EXERCISE DESCRIPTION>
From the listing below, pull each line that includes "Output".

══ LISTED RECORDS ══

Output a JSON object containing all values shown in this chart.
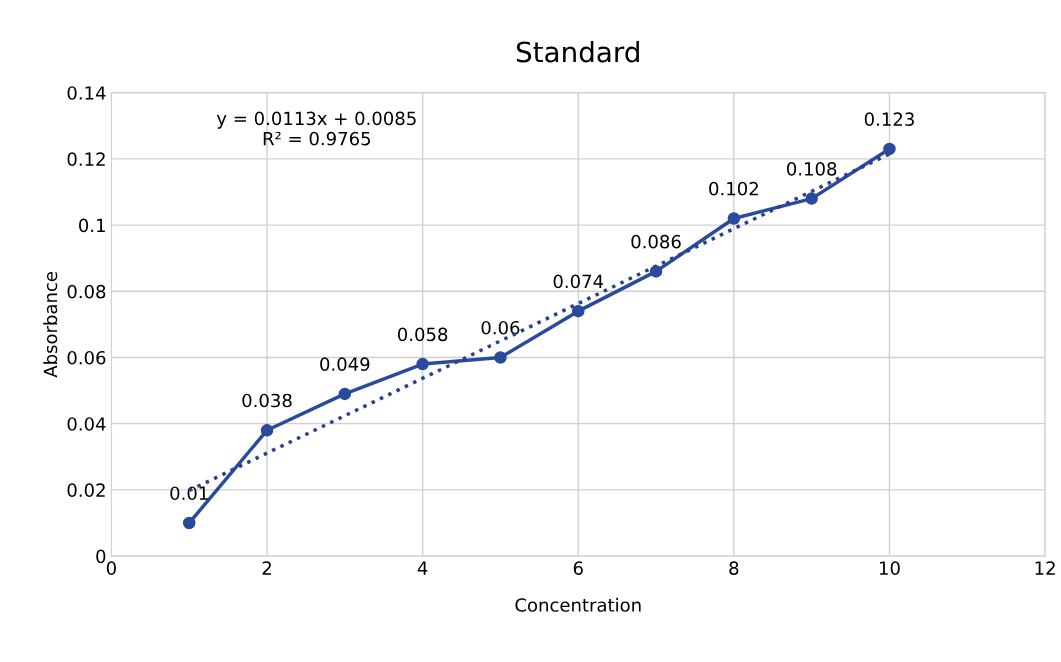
{
  "chart_data": {
    "type": "line",
    "title": "Standard",
    "xlabel": "Concentration",
    "ylabel": "Absorbance",
    "xlim": [
      0,
      12
    ],
    "xticks": [
      0,
      2,
      4,
      6,
      8,
      10,
      12
    ],
    "ylim": [
      0,
      0.14
    ],
    "yticks": [
      0,
      0.02,
      0.04,
      0.06,
      0.08,
      0.1,
      0.12,
      0.14
    ],
    "grid": true,
    "marker": "circle",
    "annotations": [
      "y = 0.0113x + 0.0085\nR² = 0.9765"
    ],
    "series": [
      {
        "color": "#2a4a9c",
        "x": [
          1,
          2,
          3,
          4,
          5,
          6,
          7,
          8,
          9,
          10
        ],
        "values": [
          0.01,
          0.038,
          0.049,
          0.058,
          0.06,
          0.074,
          0.086,
          0.102,
          0.108,
          0.123
        ],
        "line_style": "solid",
        "value_labels": [
          "0.01",
          "0.038",
          "0.049",
          "0.058",
          "0.06",
          "0.074",
          "0.086",
          "0.102",
          "0.108",
          "0.123"
        ]
      },
      {
        "color": "#2a3f8f",
        "x": [
          1,
          10
        ],
        "values": [
          0.0198,
          0.1215
        ],
        "line_style": "dotted",
        "marker": "none"
      }
    ]
  }
}
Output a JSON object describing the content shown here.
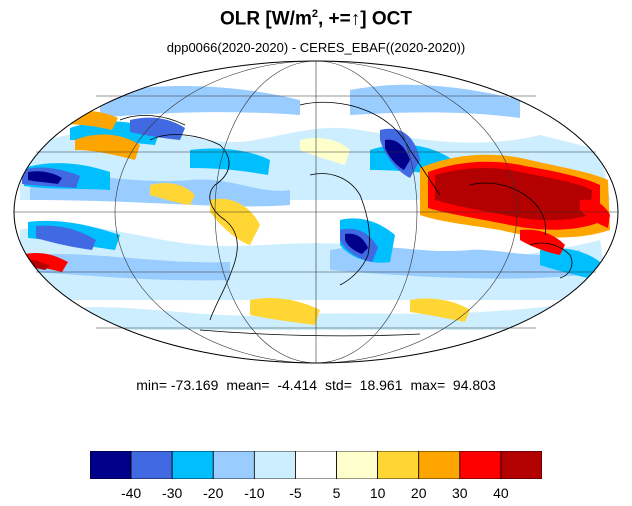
{
  "title": {
    "main": "OLR [W/m",
    "sup": "2",
    "tail": ", +=↑] OCT"
  },
  "subtitle": "dpp0066(2020-2020) - CERES_EBAF((2020-2020))",
  "stats": {
    "min": "min= -73.169",
    "mean": "mean=  -4.414",
    "std": "std=  18.961",
    "max": "max=  94.803"
  },
  "colorbar": {
    "colors": [
      "#00008b",
      "#4169e1",
      "#00bfff",
      "#99ccff",
      "#cceeff",
      "#ffffff",
      "#ffffcc",
      "#ffd633",
      "#ffa500",
      "#ff0000",
      "#b30000"
    ],
    "labels": [
      "-40",
      "-30",
      "-20",
      "-10",
      "-5",
      "5",
      "10",
      "20",
      "30",
      "40"
    ]
  },
  "map": {
    "projection": "Mollweide",
    "background_color": "#ffffff"
  }
}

═══

THE COMPLETED TASK>
Output a JSON object containing all values shown in this chart.
Output a JSON object describing the content shown here.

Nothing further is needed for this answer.